**INPUT ROWS**
--- begin ---

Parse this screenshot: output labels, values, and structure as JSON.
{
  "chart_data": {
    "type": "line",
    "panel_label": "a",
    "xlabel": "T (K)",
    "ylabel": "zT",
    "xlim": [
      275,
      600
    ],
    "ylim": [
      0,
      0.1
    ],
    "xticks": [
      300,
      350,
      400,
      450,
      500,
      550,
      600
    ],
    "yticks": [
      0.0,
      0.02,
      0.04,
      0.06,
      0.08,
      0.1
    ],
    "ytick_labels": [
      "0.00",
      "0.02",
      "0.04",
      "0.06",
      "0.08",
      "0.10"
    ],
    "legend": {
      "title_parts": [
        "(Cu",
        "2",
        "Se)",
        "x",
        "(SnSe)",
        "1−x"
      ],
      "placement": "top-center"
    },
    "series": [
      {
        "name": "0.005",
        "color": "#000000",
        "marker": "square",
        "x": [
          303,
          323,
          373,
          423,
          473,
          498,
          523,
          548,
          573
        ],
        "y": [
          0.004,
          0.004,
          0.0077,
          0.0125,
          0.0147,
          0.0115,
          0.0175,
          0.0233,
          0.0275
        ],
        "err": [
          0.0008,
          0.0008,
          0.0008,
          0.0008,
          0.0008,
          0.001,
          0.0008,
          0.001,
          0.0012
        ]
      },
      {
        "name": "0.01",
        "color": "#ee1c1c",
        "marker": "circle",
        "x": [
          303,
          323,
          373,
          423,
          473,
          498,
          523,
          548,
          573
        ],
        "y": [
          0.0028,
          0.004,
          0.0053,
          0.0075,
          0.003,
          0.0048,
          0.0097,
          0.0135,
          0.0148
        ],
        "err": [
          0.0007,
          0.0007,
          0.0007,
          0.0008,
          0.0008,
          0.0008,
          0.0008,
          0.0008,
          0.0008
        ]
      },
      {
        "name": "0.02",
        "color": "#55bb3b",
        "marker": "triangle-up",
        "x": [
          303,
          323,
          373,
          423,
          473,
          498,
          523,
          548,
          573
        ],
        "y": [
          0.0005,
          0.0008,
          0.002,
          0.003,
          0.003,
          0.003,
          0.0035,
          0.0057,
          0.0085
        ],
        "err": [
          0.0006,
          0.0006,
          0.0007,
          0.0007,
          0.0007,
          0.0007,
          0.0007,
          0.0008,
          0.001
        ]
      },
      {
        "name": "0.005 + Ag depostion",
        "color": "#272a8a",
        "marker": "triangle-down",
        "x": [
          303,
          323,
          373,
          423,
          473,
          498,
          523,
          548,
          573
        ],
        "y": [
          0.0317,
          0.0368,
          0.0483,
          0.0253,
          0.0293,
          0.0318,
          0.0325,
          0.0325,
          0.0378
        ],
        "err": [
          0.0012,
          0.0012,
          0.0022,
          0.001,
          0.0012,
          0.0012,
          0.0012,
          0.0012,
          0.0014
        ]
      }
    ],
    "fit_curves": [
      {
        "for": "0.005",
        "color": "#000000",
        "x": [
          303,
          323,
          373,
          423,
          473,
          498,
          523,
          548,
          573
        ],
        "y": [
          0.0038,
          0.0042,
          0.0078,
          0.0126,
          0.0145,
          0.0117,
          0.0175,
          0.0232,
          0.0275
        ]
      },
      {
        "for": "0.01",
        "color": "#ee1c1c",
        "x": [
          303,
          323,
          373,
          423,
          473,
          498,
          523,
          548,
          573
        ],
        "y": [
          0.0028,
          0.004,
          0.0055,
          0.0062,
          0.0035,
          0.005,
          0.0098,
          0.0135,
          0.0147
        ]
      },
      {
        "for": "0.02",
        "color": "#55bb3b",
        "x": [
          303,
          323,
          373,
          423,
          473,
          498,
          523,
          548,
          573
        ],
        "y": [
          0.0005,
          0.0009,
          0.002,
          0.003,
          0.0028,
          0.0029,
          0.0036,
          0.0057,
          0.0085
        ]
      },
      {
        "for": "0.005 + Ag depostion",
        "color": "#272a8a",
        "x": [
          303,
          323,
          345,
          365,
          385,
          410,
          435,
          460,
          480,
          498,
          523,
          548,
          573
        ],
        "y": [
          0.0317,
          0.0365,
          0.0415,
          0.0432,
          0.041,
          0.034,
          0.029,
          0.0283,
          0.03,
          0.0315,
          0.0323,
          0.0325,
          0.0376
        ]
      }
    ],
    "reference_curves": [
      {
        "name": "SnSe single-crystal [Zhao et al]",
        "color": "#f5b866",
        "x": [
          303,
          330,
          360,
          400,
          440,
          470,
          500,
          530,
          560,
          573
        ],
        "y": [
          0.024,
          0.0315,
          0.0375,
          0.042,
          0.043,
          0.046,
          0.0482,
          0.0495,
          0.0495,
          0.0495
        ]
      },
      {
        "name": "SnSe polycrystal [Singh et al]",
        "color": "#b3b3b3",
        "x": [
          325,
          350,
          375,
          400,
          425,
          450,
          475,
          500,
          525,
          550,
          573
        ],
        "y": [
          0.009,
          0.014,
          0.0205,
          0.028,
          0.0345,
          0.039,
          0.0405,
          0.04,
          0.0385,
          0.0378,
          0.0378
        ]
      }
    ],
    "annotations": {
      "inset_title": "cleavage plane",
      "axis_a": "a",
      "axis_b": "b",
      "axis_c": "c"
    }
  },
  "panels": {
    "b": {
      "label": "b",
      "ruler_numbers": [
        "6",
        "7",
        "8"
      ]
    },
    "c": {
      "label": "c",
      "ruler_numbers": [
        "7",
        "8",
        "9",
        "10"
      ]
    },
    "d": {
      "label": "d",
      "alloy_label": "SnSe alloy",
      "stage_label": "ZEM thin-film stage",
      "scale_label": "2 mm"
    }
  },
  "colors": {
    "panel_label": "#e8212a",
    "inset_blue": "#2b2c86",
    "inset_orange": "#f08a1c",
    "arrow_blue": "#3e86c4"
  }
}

--- end ---

**PROBLEM DESCRIPTION**
From the records above, pull out every line containing the word "triangle".

**FULL SOLUTION**
        "marker": "triangle-up",
        "marker": "triangle-down",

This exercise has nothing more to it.